=== Extracted entries ===
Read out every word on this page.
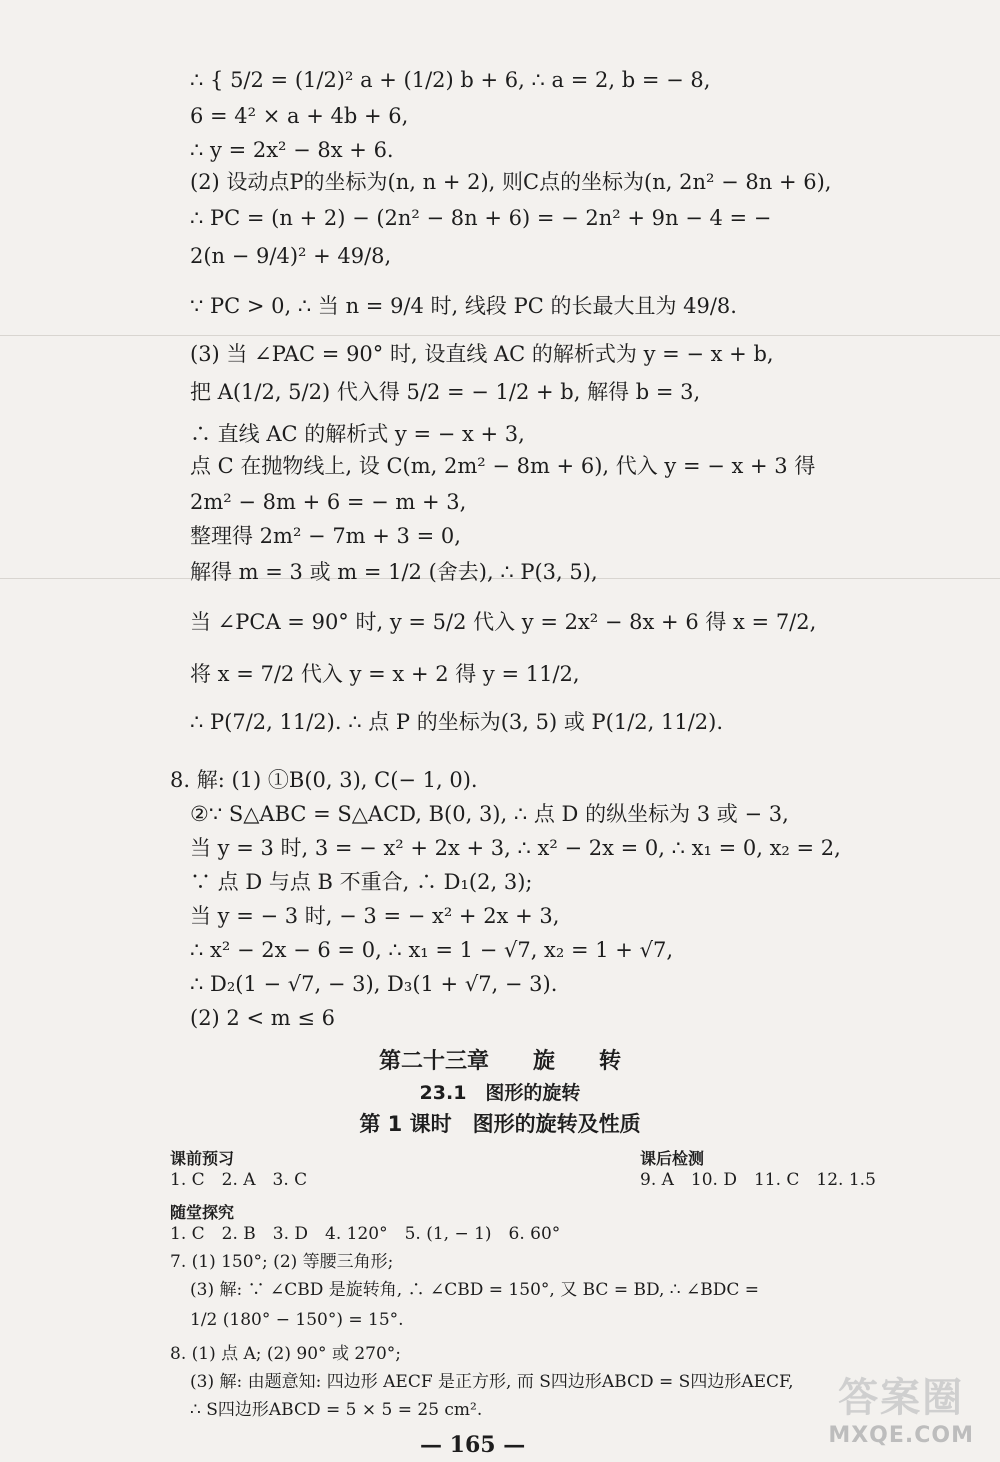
∴ { 5/2 = (1/2)² a + (1/2) b + 6, ∴ a = 2, b = − 8,
6 = 4² × a + 4b + 6,
∴ y = 2x² − 8x + 6.
(2) 设动点P的坐标为(n, n + 2), 则C点的坐标为(n, 2n² − 8n + 6),
∴ PC = (n + 2) − (2n² − 8n + 6) = − 2n² + 9n − 4 = −
2(n − 9/4)² + 49/8,
∵ PC > 0, ∴ 当 n = 9/4 时, 线段 PC 的长最大且为 49/8.
(3) 当 ∠PAC = 90° 时, 设直线 AC 的解析式为 y = − x + b,
把 A(1/2, 5/2) 代入得 5/2 = − 1/2 + b, 解得 b = 3,
∴ 直线 AC 的解析式 y = − x + 3,
点 C 在抛物线上, 设 C(m, 2m² − 8m + 6), 代入 y = − x + 3 得
2m² − 8m + 6 = − m + 3,
整理得 2m² − 7m + 3 = 0,
解得 m = 3 或 m = 1/2 (舍去), ∴ P(3, 5),
当 ∠PCA = 90° 时, y = 5/2 代入 y = 2x² − 8x + 6 得 x = 7/2,
将 x = 7/2 代入 y = x + 2 得 y = 11/2,
∴ P(7/2, 11/2). ∴ 点 P 的坐标为(3, 5) 或 P(1/2, 11/2).
8. 解: (1) ①B(0, 3), C(− 1, 0).
②∵ S△ABC = S△ACD, B(0, 3), ∴ 点 D 的纵坐标为 3 或 − 3,
当 y = 3 时, 3 = − x² + 2x + 3, ∴ x² − 2x = 0, ∴ x₁ = 0, x₂ = 2,
∵ 点 D 与点 B 不重合, ∴ D₁(2, 3);
当 y = − 3 时, − 3 = − x² + 2x + 3,
∴ x² − 2x − 6 = 0, ∴ x₁ = 1 − √7, x₂ = 1 + √7,
∴ D₂(1 − √7, − 3), D₃(1 + √7, − 3).
(2) 2 < m ≤ 6
第二十三章　　旋　　转
23.1　图形的旋转
第 1 课时　图形的旋转及性质
课前预习
1. C　2. A　3. C
随堂探究
1. C　2. B　3. D　4. 120°　5. (1, − 1)　6. 60°
7. (1) 150°; (2) 等腰三角形;
(3) 解: ∵ ∠CBD 是旋转角, ∴ ∠CBD = 150°, 又 BC = BD, ∴ ∠BDC =
1/2 (180° − 150°) = 15°.
8. (1) 点 A; (2) 90° 或 270°;
(3) 解: 由题意知: 四边形 AECF 是正方形, 而 S四边形ABCD = S四边形AECF,
∴ S四边形ABCD = 5 × 5 = 25 cm².
课后检测
9. A　10. D　11. C　12. 1.5
— 165 —
答案圈
MXQE.COM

=== Work to complete ===
Reproduce the listing word for word and omit its pictures.

=== Answer for the task ===
Read out every word on this page.
∴ { 5/2 = (1/2)² a + (1/2) b + 6, ∴ a = 2, b = − 8,
6 = 4² × a + 4b + 6,
∴ y = 2x² − 8x + 6.
(2) 设动点P的坐标为(n, n + 2), 则C点的坐标为(n, 2n² − 8n + 6),
∴ PC = (n + 2) − (2n² − 8n + 6) = − 2n² + 9n − 4 = −
2(n − 9/4)² + 49/8,
∵ PC > 0, ∴ 当 n = 9/4 时, 线段 PC 的长最大且为 49/8.
(3) 当 ∠PAC = 90° 时, 设直线 AC 的解析式为 y = − x + b,
把 A(1/2, 5/2) 代入得 5/2 = − 1/2 + b, 解得 b = 3,
∴ 直线 AC 的解析式 y = − x + 3,
点 C 在抛物线上, 设 C(m, 2m² − 8m + 6), 代入 y = − x + 3 得
2m² − 8m + 6 = − m + 3,
整理得 2m² − 7m + 3 = 0,
解得 m = 3 或 m = 1/2 (舍去), ∴ P(3, 5),
当 ∠PCA = 90° 时, y = 5/2 代入 y = 2x² − 8x + 6 得 x = 7/2,
将 x = 7/2 代入 y = x + 2 得 y = 11/2,
∴ P(7/2, 11/2). ∴ 点 P 的坐标为(3, 5) 或 P(1/2, 11/2).
8. 解: (1) ①B(0, 3), C(− 1, 0).
②∵ S△ABC = S△ACD, B(0, 3), ∴ 点 D 的纵坐标为 3 或 − 3,
当 y = 3 时, 3 = − x² + 2x + 3, ∴ x² − 2x = 0, ∴ x₁ = 0, x₂ = 2,
∵ 点 D 与点 B 不重合, ∴ D₁(2, 3);
当 y = − 3 时, − 3 = − x² + 2x + 3,
∴ x² − 2x − 6 = 0, ∴ x₁ = 1 − √7, x₂ = 1 + √7,
∴ D₂(1 − √7, − 3), D₃(1 + √7, − 3).
(2) 2 < m ≤ 6
第二十三章　　旋　　转
23.1　图形的旋转
第 1 课时　图形的旋转及性质
课前预习
1. C　2. A　3. C
随堂探究
1. C　2. B　3. D　4. 120°　5. (1, − 1)　6. 60°
7. (1) 150°; (2) 等腰三角形;
(3) 解: ∵ ∠CBD 是旋转角, ∴ ∠CBD = 150°, 又 BC = BD, ∴ ∠BDC =
1/2 (180° − 150°) = 15°.
8. (1) 点 A; (2) 90° 或 270°;
(3) 解: 由题意知: 四边形 AECF 是正方形, 而 S四边形ABCD = S四边形AECF,
∴ S四边形ABCD = 5 × 5 = 25 cm².
课后检测
9. A　10. D　11. C　12. 1.5
— 165 —
答案圈
MXQE.COM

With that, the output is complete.